**WRITTEN INSTRUCTION**:
Skip all pictures, then print the remaining material exactly.

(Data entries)
◇ ◇ ◇ ◇ ◇ ◇ ◇
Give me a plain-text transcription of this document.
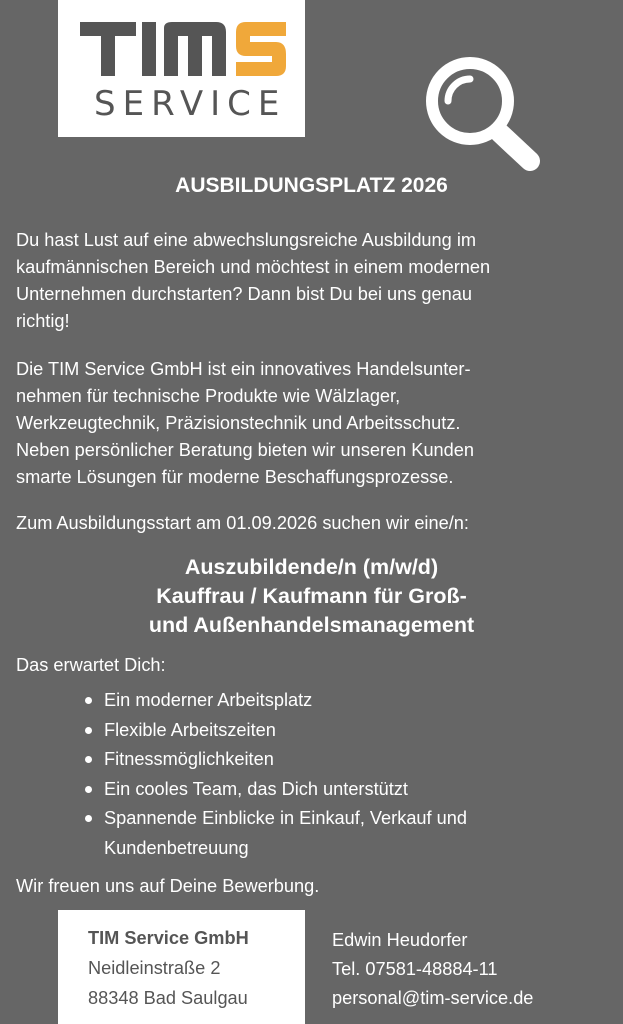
SERVICE
AUSBILDUNGSPLATZ 2026
Du hast Lust auf eine abwechslungsreiche Ausbildung im
kaufmännischen Bereich und möchtest in einem modernen
Unternehmen durchstarten? Dann bist Du bei uns genau
richtig!
Die TIM Service GmbH ist ein innovatives Handelsunter-
nehmen für technische Produkte wie Wälzlager,
Werkzeugtechnik, Präzisionstechnik und Arbeitsschutz.
Neben persönlicher Beratung bieten wir unseren Kunden
smarte Lösungen für moderne Beschaffungsprozesse.
Zum Ausbildungsstart am 01.09.2026 suchen wir eine/n:
Auszubildende/n (m/w/d)
Kauffrau / Kaufmann für Groß-
und Außenhandelsmanagement
Das erwartet Dich:
Ein moderner Arbeitsplatz
Flexible Arbeitszeiten
Fitnessmöglichkeiten
Ein cooles Team, das Dich unterstützt
Spannende Einblicke in Einkauf, Verkauf und
Kundenbetreuung
Wir freuen uns auf Deine Bewerbung.
TIM Service GmbH
Neidleinstraße 2
88348 Bad Saulgau
Edwin Heudorfer
Tel. 07581-48884-11
personal@tim-service.de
◇ ◇ ◇ ◇ ◇ ◇ ◇
**RESPONSE**:
Give me a plain-text transcription of this document.
SERVICE
AUSBILDUNGSPLATZ 2026
Du hast Lust auf eine abwechslungsreiche Ausbildung im
kaufmännischen Bereich und möchtest in einem modernen
Unternehmen durchstarten? Dann bist Du bei uns genau
richtig!
Die TIM Service GmbH ist ein innovatives Handelsunter-
nehmen für technische Produkte wie Wälzlager,
Werkzeugtechnik, Präzisionstechnik und Arbeitsschutz.
Neben persönlicher Beratung bieten wir unseren Kunden
smarte Lösungen für moderne Beschaffungsprozesse.
Zum Ausbildungsstart am 01.09.2026 suchen wir eine/n:
Auszubildende/n (m/w/d)
Kauffrau / Kaufmann für Groß-
und Außenhandelsmanagement
Das erwartet Dich:
Ein moderner Arbeitsplatz
Flexible Arbeitszeiten
Fitnessmöglichkeiten
Ein cooles Team, das Dich unterstützt
Spannende Einblicke in Einkauf, Verkauf und
Kundenbetreuung
Wir freuen uns auf Deine Bewerbung.
TIM Service GmbH
Neidleinstraße 2
88348 Bad Saulgau
Edwin Heudorfer
Tel. 07581-48884-11
personal@tim-service.de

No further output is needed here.